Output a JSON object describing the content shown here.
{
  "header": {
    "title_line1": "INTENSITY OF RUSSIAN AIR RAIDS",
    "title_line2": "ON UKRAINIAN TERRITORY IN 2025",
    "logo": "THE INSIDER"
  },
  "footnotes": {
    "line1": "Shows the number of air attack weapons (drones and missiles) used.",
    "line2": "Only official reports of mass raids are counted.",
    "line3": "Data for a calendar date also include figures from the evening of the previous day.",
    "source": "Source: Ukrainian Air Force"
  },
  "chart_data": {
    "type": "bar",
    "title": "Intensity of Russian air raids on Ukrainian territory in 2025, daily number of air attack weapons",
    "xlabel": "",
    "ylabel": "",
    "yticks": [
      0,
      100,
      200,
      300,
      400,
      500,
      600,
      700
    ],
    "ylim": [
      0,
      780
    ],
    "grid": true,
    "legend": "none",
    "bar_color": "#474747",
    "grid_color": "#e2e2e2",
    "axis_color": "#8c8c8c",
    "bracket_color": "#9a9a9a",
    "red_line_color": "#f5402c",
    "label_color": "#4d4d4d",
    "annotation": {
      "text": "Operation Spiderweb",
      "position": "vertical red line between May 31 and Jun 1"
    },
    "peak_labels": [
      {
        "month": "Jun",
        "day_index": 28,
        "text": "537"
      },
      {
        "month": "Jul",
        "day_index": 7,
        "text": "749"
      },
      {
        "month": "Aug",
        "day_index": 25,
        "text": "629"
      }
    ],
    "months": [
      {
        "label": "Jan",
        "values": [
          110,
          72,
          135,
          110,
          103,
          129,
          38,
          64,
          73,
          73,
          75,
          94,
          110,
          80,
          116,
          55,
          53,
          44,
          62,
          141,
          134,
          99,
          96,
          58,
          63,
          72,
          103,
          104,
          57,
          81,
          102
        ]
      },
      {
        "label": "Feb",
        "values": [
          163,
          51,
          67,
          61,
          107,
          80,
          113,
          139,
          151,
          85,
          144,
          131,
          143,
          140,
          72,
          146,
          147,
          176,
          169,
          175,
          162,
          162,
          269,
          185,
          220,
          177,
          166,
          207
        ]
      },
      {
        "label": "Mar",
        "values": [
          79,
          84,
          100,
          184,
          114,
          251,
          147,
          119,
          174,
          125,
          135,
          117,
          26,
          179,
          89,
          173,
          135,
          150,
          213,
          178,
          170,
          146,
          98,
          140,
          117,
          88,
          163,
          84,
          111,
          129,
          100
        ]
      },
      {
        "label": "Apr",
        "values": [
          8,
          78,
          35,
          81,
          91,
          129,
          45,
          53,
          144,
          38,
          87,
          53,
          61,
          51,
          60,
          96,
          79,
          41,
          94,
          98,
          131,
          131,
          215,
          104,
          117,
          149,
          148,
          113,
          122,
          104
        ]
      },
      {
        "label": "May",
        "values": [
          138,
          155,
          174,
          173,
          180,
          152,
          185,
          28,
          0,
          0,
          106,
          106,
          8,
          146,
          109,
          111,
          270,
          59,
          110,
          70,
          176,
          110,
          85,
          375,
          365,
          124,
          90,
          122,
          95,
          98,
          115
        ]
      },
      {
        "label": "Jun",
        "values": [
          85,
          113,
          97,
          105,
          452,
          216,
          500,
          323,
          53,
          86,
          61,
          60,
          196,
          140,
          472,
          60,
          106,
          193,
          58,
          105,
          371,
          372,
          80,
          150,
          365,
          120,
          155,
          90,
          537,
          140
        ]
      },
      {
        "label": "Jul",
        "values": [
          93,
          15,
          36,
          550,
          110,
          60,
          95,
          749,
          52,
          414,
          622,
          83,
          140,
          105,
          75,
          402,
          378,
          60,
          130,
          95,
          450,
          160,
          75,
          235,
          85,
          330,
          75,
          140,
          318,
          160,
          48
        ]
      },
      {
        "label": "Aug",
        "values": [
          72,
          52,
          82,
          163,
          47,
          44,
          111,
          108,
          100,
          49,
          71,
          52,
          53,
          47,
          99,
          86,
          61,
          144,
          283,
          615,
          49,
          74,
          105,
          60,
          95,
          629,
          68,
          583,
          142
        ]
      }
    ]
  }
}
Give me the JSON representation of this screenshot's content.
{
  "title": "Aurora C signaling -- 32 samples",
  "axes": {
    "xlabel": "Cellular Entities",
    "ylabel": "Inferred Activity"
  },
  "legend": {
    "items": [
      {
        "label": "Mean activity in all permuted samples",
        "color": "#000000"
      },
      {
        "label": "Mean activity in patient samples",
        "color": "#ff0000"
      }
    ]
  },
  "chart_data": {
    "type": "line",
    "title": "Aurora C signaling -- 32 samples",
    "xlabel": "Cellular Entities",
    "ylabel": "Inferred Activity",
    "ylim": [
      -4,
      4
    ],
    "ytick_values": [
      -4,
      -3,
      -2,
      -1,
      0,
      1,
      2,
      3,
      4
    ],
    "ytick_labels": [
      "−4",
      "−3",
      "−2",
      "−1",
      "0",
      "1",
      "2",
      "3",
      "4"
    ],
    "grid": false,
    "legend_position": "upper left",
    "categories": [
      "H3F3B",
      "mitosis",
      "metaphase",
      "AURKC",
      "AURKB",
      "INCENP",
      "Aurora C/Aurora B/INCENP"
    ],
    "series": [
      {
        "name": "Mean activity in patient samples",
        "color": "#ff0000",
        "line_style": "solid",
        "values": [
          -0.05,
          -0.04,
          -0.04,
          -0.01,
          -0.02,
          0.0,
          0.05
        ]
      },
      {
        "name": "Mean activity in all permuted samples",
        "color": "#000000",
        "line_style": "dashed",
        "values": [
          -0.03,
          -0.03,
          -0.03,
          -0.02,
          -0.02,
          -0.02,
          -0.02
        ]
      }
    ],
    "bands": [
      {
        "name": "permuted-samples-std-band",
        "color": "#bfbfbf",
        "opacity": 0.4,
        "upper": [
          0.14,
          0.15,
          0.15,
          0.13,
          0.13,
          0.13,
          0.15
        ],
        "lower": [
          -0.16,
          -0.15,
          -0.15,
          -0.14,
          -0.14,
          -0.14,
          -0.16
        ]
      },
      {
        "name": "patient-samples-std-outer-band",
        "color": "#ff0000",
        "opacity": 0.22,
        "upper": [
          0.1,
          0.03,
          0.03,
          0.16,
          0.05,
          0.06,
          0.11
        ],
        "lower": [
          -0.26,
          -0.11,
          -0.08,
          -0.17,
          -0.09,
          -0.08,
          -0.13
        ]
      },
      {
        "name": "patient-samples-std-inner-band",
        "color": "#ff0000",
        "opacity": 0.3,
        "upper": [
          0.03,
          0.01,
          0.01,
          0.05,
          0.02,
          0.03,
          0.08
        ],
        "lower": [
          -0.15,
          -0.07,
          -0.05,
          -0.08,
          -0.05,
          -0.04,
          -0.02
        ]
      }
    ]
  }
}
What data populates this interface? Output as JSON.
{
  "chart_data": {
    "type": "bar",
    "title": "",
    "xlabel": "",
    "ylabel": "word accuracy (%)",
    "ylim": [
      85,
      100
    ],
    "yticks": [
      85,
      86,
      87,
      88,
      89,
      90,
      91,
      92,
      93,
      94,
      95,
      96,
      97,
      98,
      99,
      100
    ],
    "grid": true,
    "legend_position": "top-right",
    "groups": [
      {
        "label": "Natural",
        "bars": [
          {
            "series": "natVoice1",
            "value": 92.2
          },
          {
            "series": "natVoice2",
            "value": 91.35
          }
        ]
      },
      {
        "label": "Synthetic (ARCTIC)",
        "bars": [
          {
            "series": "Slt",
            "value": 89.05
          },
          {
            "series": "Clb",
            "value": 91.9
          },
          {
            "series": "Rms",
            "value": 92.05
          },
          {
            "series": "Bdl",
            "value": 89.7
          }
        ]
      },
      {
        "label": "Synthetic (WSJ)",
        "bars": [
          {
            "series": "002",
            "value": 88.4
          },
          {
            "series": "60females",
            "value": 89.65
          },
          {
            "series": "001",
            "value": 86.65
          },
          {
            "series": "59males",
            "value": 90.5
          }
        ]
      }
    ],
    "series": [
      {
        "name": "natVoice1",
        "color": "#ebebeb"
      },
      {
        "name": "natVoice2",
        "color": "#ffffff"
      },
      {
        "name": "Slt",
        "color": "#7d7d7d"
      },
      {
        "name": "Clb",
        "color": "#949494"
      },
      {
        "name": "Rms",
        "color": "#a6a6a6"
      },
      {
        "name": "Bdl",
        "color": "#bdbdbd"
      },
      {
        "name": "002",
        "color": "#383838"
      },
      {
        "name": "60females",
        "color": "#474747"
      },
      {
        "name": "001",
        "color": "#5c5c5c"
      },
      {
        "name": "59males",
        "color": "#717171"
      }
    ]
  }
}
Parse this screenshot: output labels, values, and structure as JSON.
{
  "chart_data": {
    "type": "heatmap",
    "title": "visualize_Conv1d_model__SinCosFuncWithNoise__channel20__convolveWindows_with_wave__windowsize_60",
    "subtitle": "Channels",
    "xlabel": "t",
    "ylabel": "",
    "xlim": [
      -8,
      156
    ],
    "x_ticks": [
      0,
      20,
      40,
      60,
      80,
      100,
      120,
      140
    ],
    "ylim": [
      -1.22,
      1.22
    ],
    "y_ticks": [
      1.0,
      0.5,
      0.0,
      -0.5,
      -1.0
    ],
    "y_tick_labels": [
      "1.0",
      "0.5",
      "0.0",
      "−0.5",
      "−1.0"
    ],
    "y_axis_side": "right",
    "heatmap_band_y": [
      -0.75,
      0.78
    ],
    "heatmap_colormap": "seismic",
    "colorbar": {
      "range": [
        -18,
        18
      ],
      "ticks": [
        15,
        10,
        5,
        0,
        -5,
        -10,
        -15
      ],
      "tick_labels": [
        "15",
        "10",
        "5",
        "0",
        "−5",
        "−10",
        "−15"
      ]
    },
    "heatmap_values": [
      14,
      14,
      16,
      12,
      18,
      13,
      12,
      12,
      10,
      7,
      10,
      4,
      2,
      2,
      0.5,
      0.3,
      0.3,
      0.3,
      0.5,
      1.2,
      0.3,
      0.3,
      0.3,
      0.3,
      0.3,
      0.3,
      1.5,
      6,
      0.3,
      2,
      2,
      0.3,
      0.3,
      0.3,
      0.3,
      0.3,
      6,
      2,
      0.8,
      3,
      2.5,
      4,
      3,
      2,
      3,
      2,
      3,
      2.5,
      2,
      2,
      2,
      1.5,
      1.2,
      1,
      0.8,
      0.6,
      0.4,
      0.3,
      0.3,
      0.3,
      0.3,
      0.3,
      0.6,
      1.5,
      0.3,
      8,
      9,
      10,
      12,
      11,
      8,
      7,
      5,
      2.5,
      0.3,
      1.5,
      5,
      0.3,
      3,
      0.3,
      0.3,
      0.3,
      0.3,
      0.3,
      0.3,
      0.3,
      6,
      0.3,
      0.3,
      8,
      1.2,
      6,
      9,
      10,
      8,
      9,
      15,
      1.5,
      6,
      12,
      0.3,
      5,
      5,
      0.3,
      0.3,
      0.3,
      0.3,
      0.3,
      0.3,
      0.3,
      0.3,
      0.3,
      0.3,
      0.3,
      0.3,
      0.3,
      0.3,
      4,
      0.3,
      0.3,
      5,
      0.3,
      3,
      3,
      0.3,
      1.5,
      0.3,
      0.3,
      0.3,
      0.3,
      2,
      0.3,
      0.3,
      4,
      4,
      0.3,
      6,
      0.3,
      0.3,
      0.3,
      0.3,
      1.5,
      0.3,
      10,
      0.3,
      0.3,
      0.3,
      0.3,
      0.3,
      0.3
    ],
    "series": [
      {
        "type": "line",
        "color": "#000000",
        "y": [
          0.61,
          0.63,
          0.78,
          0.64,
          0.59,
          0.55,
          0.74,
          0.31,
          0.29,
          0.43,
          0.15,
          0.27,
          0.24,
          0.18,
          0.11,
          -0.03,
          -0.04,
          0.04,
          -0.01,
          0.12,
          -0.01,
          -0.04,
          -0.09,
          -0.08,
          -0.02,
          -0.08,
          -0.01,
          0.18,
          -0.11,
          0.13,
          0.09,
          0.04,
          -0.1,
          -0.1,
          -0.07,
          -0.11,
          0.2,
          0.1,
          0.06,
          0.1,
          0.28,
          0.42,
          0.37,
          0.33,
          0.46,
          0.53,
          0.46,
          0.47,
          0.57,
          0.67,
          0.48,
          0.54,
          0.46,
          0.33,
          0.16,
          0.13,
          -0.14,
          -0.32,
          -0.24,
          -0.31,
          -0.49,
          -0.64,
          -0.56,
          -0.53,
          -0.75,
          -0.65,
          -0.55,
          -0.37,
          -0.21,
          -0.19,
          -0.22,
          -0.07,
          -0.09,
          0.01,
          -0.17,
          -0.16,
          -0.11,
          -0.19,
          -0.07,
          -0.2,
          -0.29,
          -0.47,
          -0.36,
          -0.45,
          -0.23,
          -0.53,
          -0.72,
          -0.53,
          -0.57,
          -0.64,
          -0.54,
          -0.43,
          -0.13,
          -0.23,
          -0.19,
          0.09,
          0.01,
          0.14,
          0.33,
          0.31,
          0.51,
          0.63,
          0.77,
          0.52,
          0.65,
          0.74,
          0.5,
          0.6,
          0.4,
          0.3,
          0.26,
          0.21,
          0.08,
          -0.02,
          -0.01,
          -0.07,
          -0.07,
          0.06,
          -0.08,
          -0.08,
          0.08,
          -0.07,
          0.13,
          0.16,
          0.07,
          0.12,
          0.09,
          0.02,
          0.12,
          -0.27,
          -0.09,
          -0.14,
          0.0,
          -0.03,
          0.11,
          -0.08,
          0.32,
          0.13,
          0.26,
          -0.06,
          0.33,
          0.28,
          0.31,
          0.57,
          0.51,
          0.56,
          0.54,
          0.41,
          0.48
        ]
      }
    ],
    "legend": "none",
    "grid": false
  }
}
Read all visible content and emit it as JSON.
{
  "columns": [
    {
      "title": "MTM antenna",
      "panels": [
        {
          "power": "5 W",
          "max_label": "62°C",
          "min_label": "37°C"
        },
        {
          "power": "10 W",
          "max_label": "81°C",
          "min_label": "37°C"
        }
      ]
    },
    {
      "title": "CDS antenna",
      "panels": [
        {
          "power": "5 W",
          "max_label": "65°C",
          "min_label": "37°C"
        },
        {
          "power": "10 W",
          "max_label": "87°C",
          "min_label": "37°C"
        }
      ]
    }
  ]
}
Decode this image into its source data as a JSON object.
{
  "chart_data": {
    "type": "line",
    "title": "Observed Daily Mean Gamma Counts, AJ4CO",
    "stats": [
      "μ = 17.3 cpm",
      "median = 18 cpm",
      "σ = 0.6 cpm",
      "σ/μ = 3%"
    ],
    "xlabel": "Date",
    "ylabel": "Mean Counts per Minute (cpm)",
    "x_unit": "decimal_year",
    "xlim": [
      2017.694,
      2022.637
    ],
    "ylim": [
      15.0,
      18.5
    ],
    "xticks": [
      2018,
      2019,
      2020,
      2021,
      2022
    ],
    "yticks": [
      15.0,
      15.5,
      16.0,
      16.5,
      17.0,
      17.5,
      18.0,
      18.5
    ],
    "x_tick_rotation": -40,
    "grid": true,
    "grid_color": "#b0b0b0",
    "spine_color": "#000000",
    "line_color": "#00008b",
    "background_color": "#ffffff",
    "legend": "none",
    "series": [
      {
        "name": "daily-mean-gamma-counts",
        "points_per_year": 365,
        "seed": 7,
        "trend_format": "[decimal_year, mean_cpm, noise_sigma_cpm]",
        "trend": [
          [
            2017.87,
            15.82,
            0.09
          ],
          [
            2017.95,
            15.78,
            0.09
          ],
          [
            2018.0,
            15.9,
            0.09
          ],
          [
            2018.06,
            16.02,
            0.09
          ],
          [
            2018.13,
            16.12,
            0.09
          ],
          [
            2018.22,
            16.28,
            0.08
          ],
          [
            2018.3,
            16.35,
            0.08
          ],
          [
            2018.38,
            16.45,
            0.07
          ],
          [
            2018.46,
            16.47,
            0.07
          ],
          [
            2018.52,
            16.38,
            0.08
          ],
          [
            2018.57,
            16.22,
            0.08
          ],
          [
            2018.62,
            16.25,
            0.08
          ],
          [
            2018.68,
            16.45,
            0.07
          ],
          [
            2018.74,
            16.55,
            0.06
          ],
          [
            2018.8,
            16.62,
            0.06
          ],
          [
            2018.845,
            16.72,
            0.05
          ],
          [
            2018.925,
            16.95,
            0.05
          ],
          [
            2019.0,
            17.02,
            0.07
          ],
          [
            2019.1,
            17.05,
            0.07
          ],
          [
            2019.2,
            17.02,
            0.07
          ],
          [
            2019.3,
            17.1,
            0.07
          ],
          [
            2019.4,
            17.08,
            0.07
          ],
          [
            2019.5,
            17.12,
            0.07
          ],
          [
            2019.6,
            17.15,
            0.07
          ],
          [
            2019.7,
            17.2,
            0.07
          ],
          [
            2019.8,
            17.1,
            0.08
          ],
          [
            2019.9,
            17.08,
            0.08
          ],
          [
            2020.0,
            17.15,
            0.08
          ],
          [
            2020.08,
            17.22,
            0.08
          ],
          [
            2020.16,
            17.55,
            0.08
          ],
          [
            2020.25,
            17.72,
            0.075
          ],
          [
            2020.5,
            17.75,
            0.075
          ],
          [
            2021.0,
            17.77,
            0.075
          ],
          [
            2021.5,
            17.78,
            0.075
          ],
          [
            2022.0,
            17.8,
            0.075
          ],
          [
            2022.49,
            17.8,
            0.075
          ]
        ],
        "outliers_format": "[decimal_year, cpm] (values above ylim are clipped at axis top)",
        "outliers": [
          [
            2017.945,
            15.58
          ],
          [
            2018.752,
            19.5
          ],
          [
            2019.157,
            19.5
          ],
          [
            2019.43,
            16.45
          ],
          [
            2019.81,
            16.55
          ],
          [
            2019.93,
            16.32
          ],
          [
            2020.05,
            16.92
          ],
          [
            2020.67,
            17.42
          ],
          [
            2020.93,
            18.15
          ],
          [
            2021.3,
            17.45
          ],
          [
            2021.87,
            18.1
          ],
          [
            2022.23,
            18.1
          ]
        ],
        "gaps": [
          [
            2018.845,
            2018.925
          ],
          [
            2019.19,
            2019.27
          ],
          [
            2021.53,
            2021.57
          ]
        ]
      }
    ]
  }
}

◆ ◆ ◆ ◆ ◆ ◆ ◆

Extract each line from the entries above that contains the string "antenna".

      "title": "MTM antenna",
      "title": "CDS antenna",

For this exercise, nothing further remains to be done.